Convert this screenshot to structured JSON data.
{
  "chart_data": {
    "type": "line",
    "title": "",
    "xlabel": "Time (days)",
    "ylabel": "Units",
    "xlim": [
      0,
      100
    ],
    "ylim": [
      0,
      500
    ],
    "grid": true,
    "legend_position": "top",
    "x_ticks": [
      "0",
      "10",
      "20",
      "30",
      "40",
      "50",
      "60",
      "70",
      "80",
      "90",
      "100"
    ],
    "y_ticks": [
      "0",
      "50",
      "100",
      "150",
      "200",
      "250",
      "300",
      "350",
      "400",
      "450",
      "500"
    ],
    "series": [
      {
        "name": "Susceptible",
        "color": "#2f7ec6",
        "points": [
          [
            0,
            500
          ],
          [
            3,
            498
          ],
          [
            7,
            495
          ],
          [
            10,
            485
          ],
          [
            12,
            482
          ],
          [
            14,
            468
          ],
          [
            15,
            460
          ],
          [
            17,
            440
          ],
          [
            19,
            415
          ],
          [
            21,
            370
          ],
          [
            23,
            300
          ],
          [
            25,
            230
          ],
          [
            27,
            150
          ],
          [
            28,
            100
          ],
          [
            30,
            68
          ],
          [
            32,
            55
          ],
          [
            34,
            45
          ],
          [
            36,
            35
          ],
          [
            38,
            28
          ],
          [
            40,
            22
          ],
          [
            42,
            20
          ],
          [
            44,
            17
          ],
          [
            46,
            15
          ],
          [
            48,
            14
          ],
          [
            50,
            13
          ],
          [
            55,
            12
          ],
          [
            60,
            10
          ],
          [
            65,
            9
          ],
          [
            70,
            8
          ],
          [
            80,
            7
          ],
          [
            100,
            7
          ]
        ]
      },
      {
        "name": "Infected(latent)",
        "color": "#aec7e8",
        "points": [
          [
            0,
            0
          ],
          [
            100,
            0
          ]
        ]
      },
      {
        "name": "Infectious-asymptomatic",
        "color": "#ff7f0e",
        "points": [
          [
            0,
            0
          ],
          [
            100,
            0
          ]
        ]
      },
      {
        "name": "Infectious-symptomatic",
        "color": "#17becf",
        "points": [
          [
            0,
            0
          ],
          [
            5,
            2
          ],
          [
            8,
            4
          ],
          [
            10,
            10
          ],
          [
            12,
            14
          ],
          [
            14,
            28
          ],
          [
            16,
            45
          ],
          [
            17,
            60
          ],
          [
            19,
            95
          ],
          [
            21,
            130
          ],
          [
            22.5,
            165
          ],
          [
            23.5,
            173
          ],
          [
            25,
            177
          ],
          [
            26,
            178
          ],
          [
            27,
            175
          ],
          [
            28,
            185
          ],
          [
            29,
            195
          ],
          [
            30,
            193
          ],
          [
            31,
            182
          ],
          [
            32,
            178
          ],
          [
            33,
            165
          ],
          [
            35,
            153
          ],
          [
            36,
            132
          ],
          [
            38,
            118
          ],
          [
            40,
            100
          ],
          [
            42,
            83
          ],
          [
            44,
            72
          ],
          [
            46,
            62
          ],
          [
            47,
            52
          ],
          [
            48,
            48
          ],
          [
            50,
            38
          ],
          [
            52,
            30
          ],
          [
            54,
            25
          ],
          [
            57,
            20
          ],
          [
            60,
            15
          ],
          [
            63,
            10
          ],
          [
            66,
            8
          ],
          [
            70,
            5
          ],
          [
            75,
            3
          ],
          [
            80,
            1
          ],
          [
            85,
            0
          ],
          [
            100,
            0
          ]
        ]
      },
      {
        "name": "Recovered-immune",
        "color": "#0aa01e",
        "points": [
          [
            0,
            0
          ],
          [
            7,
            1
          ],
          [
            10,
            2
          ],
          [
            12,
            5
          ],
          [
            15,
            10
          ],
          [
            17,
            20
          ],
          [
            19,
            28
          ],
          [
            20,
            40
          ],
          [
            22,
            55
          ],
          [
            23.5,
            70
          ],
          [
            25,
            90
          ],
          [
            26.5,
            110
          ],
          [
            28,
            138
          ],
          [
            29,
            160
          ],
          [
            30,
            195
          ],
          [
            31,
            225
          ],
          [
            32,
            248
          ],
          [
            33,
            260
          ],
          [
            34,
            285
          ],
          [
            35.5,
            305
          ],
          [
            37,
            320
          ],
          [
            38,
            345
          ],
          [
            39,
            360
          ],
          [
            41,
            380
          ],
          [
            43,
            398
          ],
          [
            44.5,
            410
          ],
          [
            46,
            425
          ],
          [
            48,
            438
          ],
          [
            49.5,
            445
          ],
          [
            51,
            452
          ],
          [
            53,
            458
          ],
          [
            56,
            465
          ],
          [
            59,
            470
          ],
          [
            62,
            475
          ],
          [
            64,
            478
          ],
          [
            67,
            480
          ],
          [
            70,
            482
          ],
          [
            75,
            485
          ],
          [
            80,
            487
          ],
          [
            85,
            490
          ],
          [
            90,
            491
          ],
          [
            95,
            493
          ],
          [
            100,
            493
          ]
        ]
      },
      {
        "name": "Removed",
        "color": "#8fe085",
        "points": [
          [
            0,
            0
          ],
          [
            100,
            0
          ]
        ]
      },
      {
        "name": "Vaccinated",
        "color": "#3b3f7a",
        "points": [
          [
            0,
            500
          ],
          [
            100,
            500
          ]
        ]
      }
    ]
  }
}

§

## Your task
Write out the records shown above, exactly as they appear.

## Response for this exercise
Convert this screenshot to structured JSON data.
{
  "chart_data": {
    "type": "line",
    "title": "",
    "xlabel": "Time (days)",
    "ylabel": "Units",
    "xlim": [
      0,
      100
    ],
    "ylim": [
      0,
      500
    ],
    "grid": true,
    "legend_position": "top",
    "x_ticks": [
      "0",
      "10",
      "20",
      "30",
      "40",
      "50",
      "60",
      "70",
      "80",
      "90",
      "100"
    ],
    "y_ticks": [
      "0",
      "50",
      "100",
      "150",
      "200",
      "250",
      "300",
      "350",
      "400",
      "450",
      "500"
    ],
    "series": [
      {
        "name": "Susceptible",
        "color": "#2f7ec6",
        "points": [
          [
            0,
            500
          ],
          [
            3,
            498
          ],
          [
            7,
            495
          ],
          [
            10,
            485
          ],
          [
            12,
            482
          ],
          [
            14,
            468
          ],
          [
            15,
            460
          ],
          [
            17,
            440
          ],
          [
            19,
            415
          ],
          [
            21,
            370
          ],
          [
            23,
            300
          ],
          [
            25,
            230
          ],
          [
            27,
            150
          ],
          [
            28,
            100
          ],
          [
            30,
            68
          ],
          [
            32,
            55
          ],
          [
            34,
            45
          ],
          [
            36,
            35
          ],
          [
            38,
            28
          ],
          [
            40,
            22
          ],
          [
            42,
            20
          ],
          [
            44,
            17
          ],
          [
            46,
            15
          ],
          [
            48,
            14
          ],
          [
            50,
            13
          ],
          [
            55,
            12
          ],
          [
            60,
            10
          ],
          [
            65,
            9
          ],
          [
            70,
            8
          ],
          [
            80,
            7
          ],
          [
            100,
            7
          ]
        ]
      },
      {
        "name": "Infected(latent)",
        "color": "#aec7e8",
        "points": [
          [
            0,
            0
          ],
          [
            100,
            0
          ]
        ]
      },
      {
        "name": "Infectious-asymptomatic",
        "color": "#ff7f0e",
        "points": [
          [
            0,
            0
          ],
          [
            100,
            0
          ]
        ]
      },
      {
        "name": "Infectious-symptomatic",
        "color": "#17becf",
        "points": [
          [
            0,
            0
          ],
          [
            5,
            2
          ],
          [
            8,
            4
          ],
          [
            10,
            10
          ],
          [
            12,
            14
          ],
          [
            14,
            28
          ],
          [
            16,
            45
          ],
          [
            17,
            60
          ],
          [
            19,
            95
          ],
          [
            21,
            130
          ],
          [
            22.5,
            165
          ],
          [
            23.5,
            173
          ],
          [
            25,
            177
          ],
          [
            26,
            178
          ],
          [
            27,
            175
          ],
          [
            28,
            185
          ],
          [
            29,
            195
          ],
          [
            30,
            193
          ],
          [
            31,
            182
          ],
          [
            32,
            178
          ],
          [
            33,
            165
          ],
          [
            35,
            153
          ],
          [
            36,
            132
          ],
          [
            38,
            118
          ],
          [
            40,
            100
          ],
          [
            42,
            83
          ],
          [
            44,
            72
          ],
          [
            46,
            62
          ],
          [
            47,
            52
          ],
          [
            48,
            48
          ],
          [
            50,
            38
          ],
          [
            52,
            30
          ],
          [
            54,
            25
          ],
          [
            57,
            20
          ],
          [
            60,
            15
          ],
          [
            63,
            10
          ],
          [
            66,
            8
          ],
          [
            70,
            5
          ],
          [
            75,
            3
          ],
          [
            80,
            1
          ],
          [
            85,
            0
          ],
          [
            100,
            0
          ]
        ]
      },
      {
        "name": "Recovered-immune",
        "color": "#0aa01e",
        "points": [
          [
            0,
            0
          ],
          [
            7,
            1
          ],
          [
            10,
            2
          ],
          [
            12,
            5
          ],
          [
            15,
            10
          ],
          [
            17,
            20
          ],
          [
            19,
            28
          ],
          [
            20,
            40
          ],
          [
            22,
            55
          ],
          [
            23.5,
            70
          ],
          [
            25,
            90
          ],
          [
            26.5,
            110
          ],
          [
            28,
            138
          ],
          [
            29,
            160
          ],
          [
            30,
            195
          ],
          [
            31,
            225
          ],
          [
            32,
            248
          ],
          [
            33,
            260
          ],
          [
            34,
            285
          ],
          [
            35.5,
            305
          ],
          [
            37,
            320
          ],
          [
            38,
            345
          ],
          [
            39,
            360
          ],
          [
            41,
            380
          ],
          [
            43,
            398
          ],
          [
            44.5,
            410
          ],
          [
            46,
            425
          ],
          [
            48,
            438
          ],
          [
            49.5,
            445
          ],
          [
            51,
            452
          ],
          [
            53,
            458
          ],
          [
            56,
            465
          ],
          [
            59,
            470
          ],
          [
            62,
            475
          ],
          [
            64,
            478
          ],
          [
            67,
            480
          ],
          [
            70,
            482
          ],
          [
            75,
            485
          ],
          [
            80,
            487
          ],
          [
            85,
            490
          ],
          [
            90,
            491
          ],
          [
            95,
            493
          ],
          [
            100,
            493
          ]
        ]
      },
      {
        "name": "Removed",
        "color": "#8fe085",
        "points": [
          [
            0,
            0
          ],
          [
            100,
            0
          ]
        ]
      },
      {
        "name": "Vaccinated",
        "color": "#3b3f7a",
        "points": [
          [
            0,
            500
          ],
          [
            100,
            500
          ]
        ]
      }
    ]
  }
}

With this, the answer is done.